▶ _THE REQUEST_
Please state how many lines in the records contain the string "Functional", with no words besides the number.

▶ _THE RECORDS_
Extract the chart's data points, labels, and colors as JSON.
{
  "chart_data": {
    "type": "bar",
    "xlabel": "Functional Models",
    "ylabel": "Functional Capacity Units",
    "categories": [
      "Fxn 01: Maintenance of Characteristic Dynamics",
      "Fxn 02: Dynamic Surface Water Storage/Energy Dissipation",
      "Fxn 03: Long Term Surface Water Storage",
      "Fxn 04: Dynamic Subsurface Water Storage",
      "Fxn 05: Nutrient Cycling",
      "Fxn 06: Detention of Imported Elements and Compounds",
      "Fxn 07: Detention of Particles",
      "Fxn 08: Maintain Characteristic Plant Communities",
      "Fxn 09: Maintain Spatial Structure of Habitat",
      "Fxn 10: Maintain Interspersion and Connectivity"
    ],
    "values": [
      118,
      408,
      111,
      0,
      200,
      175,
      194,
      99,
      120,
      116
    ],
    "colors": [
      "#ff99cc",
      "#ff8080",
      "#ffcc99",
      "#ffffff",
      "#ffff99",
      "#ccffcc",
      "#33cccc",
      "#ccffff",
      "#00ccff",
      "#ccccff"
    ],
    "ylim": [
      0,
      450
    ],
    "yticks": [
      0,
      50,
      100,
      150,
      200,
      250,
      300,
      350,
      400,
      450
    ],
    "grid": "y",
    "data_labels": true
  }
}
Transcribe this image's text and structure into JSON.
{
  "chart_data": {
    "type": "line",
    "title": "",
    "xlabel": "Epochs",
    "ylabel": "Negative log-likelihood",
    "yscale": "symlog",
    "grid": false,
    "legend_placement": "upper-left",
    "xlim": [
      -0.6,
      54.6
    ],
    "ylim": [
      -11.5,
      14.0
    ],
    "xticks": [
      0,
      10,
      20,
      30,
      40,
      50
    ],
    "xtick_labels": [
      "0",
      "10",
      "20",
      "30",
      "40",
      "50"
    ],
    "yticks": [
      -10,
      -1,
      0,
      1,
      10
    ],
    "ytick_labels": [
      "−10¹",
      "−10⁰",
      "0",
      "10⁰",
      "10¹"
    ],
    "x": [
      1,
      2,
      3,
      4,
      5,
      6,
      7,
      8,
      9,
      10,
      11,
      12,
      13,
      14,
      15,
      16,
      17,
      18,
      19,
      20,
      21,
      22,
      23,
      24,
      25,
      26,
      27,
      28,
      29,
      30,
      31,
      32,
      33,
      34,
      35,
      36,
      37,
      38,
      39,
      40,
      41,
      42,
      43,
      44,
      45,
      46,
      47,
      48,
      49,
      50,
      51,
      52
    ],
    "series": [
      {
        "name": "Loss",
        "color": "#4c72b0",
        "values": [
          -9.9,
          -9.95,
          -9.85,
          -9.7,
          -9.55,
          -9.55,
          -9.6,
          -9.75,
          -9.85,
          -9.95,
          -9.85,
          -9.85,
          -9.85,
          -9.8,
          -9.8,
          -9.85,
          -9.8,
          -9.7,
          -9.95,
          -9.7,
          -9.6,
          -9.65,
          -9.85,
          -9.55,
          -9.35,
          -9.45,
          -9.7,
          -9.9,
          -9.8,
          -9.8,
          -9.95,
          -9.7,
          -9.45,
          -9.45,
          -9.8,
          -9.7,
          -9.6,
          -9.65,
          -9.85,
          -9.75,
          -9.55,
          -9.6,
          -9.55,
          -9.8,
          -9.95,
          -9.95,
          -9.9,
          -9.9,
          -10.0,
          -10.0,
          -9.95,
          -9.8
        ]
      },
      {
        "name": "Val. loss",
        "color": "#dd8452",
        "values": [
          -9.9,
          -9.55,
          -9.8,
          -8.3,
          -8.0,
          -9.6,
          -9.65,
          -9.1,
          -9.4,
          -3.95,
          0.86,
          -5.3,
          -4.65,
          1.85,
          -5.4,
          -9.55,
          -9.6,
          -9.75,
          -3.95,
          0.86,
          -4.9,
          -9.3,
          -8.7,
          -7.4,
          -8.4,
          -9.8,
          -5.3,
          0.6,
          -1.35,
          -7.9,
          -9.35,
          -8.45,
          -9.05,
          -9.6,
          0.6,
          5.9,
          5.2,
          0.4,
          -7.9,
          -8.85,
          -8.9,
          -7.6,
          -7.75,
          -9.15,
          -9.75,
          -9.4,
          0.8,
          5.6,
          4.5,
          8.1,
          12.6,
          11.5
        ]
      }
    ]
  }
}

* * *

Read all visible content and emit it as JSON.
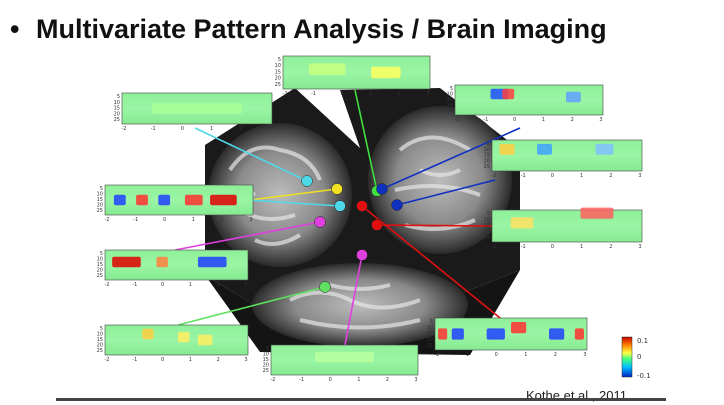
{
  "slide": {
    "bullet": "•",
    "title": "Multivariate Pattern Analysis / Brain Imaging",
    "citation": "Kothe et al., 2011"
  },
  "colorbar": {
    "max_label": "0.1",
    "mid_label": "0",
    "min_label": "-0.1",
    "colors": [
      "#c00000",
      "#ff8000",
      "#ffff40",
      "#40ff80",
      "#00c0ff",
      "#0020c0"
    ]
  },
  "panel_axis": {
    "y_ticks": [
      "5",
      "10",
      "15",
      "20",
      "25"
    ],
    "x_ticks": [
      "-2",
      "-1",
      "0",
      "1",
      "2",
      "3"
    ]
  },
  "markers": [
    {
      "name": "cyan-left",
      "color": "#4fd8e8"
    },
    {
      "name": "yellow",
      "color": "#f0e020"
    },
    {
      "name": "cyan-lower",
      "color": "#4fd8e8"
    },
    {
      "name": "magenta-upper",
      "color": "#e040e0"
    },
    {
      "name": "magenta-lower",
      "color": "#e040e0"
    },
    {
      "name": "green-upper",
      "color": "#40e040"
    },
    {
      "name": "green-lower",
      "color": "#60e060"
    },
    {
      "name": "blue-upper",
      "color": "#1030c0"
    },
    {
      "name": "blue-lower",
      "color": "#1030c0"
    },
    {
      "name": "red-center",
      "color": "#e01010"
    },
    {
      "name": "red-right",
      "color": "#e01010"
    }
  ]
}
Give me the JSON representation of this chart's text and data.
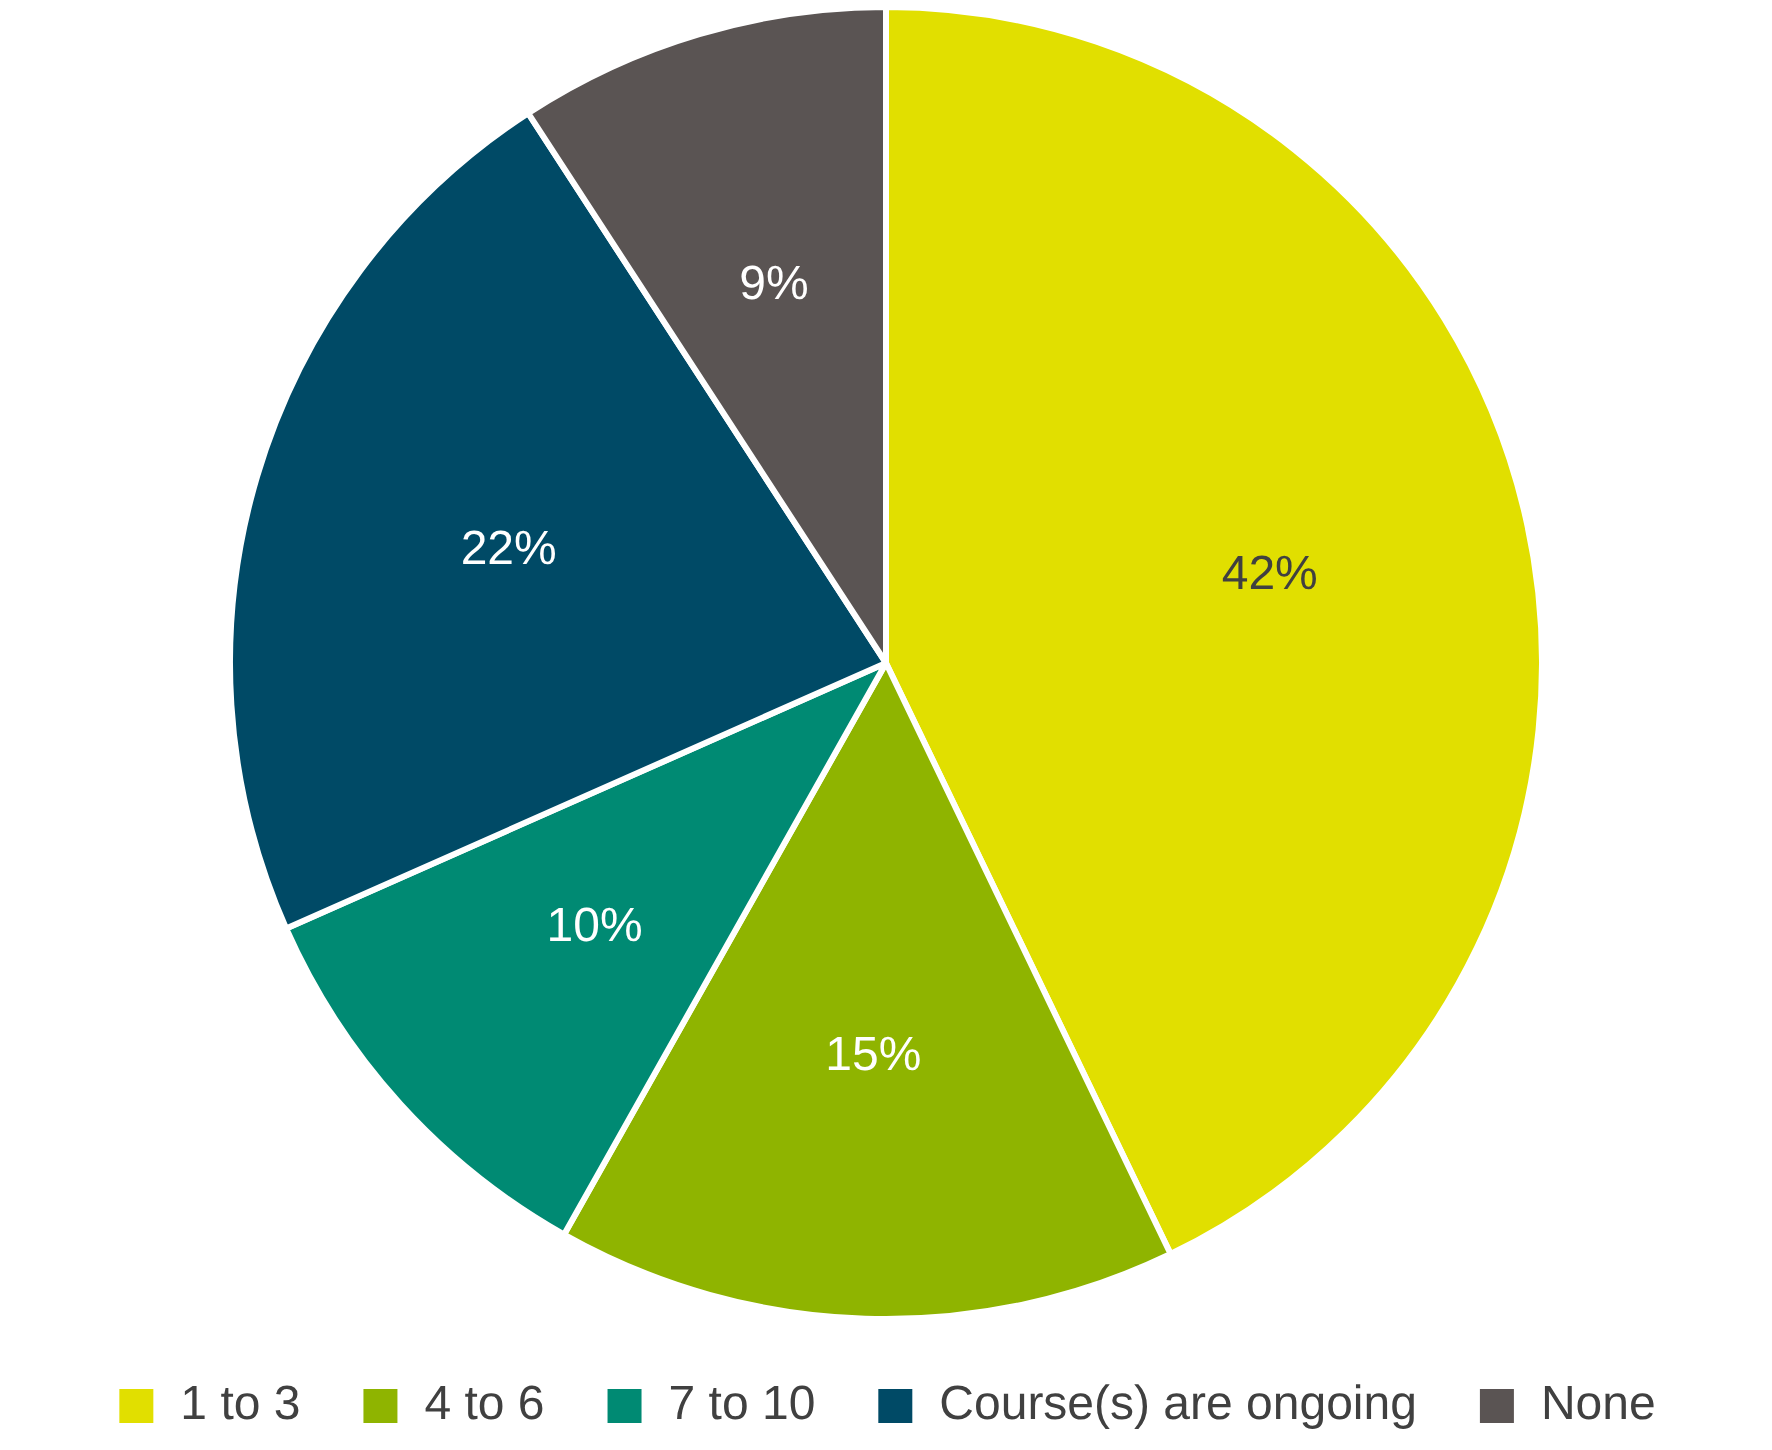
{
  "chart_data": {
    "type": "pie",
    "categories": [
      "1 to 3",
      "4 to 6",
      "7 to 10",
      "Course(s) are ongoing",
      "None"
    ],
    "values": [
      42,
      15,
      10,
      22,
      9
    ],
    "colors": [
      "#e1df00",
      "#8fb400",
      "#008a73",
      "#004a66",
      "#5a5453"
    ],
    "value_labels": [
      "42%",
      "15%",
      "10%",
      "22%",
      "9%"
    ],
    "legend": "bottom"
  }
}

---

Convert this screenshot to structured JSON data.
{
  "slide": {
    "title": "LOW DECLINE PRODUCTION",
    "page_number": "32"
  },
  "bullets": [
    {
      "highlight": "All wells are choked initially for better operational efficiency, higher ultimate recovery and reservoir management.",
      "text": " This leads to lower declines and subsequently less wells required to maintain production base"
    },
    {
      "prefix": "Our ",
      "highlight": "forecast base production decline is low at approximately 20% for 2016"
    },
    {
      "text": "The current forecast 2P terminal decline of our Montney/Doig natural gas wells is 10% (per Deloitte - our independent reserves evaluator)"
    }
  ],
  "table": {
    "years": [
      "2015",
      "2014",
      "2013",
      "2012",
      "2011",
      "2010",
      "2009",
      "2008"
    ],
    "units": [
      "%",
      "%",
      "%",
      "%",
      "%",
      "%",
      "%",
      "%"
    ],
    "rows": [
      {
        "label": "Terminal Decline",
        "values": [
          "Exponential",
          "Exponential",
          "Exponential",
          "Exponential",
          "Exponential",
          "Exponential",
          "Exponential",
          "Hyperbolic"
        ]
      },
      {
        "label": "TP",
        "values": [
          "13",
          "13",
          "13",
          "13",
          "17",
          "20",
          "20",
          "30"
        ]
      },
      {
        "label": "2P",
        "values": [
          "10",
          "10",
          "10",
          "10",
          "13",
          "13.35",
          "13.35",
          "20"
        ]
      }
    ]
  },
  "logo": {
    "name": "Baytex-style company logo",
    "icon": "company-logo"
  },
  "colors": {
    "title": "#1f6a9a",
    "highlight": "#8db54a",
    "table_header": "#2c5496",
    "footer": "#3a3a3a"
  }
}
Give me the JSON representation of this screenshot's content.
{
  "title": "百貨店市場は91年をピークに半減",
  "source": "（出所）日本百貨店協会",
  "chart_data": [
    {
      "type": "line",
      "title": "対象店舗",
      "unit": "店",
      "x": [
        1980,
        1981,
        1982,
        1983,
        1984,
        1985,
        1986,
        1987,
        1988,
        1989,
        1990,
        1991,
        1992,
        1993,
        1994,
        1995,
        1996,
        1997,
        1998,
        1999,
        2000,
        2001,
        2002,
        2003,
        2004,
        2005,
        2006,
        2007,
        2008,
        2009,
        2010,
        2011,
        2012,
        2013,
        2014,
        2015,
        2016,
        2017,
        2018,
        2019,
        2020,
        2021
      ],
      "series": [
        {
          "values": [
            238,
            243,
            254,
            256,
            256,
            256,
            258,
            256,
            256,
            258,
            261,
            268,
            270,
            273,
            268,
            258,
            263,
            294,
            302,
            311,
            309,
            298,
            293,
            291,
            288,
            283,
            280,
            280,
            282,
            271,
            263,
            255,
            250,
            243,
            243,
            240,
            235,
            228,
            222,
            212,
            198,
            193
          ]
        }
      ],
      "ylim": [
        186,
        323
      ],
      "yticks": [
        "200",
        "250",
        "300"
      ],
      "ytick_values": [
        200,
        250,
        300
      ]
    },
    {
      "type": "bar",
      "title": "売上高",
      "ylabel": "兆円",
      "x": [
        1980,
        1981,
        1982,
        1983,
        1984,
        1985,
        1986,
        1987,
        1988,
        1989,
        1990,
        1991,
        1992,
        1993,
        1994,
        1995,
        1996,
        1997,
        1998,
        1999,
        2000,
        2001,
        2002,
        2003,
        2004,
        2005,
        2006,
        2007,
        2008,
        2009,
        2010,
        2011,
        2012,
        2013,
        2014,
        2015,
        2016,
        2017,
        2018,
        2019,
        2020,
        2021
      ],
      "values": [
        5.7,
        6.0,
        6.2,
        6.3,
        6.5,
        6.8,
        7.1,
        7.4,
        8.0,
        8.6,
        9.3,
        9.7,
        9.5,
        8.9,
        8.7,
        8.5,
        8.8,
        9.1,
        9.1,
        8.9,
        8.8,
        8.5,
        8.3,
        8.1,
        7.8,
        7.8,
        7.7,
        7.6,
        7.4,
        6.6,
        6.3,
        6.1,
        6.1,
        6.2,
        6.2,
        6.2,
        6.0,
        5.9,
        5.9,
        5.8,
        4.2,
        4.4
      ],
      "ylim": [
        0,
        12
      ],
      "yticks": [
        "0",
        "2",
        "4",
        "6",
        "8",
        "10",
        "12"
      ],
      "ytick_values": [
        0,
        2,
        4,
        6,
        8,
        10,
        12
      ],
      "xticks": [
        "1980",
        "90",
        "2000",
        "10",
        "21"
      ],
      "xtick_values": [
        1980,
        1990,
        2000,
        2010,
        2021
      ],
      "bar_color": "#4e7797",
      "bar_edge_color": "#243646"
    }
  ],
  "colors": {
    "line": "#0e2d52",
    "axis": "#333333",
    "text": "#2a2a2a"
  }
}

▶ _TASK OUTPUT_
2